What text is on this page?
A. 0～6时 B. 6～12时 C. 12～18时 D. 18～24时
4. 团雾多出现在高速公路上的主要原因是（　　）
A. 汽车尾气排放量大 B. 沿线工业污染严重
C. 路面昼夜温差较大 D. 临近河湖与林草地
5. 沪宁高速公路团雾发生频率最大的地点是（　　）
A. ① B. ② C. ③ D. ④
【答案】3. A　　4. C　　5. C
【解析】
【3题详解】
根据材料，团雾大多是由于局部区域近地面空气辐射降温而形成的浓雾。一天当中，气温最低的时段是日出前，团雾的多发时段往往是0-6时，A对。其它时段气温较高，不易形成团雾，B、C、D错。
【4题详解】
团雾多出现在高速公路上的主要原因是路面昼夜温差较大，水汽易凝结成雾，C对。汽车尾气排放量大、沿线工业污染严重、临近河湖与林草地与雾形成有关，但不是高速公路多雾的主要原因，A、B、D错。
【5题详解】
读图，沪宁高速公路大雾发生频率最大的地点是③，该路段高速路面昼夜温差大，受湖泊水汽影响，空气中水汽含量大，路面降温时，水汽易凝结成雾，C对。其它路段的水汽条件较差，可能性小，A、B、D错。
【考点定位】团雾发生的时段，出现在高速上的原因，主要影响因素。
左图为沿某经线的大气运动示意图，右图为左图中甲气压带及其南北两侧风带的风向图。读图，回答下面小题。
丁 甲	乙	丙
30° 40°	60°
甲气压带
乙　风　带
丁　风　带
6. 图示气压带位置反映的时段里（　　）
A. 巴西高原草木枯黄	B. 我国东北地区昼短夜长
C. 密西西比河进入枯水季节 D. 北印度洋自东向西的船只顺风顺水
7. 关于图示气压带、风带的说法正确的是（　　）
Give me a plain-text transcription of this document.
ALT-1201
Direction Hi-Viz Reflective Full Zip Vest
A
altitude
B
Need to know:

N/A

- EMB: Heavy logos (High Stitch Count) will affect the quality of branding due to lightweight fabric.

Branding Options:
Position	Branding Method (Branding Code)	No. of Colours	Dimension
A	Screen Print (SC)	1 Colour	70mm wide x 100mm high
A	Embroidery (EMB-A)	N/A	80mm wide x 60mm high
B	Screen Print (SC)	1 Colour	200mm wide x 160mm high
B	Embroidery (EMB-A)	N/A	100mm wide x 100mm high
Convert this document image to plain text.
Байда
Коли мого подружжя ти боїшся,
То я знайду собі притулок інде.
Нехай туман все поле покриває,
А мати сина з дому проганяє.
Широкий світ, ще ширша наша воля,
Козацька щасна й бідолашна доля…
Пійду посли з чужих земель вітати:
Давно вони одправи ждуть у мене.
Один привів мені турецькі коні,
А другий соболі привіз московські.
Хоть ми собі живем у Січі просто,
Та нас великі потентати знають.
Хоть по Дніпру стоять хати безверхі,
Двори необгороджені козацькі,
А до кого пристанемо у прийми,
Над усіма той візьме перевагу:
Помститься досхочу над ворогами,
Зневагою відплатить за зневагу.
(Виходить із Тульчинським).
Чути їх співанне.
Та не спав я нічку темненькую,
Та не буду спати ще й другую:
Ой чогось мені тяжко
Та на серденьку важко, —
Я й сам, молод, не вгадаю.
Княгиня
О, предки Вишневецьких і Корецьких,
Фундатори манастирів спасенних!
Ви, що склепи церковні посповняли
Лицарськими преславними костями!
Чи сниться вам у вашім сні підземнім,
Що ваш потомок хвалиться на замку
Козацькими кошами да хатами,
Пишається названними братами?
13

○ ○ ○ ○ ○

**Stated task:** Scan the data above and copy every line with "this" in it.

**Expected answer:**
What text is on this page?
Give me a plain-text transcription of this document.
Convert this document image to plain text.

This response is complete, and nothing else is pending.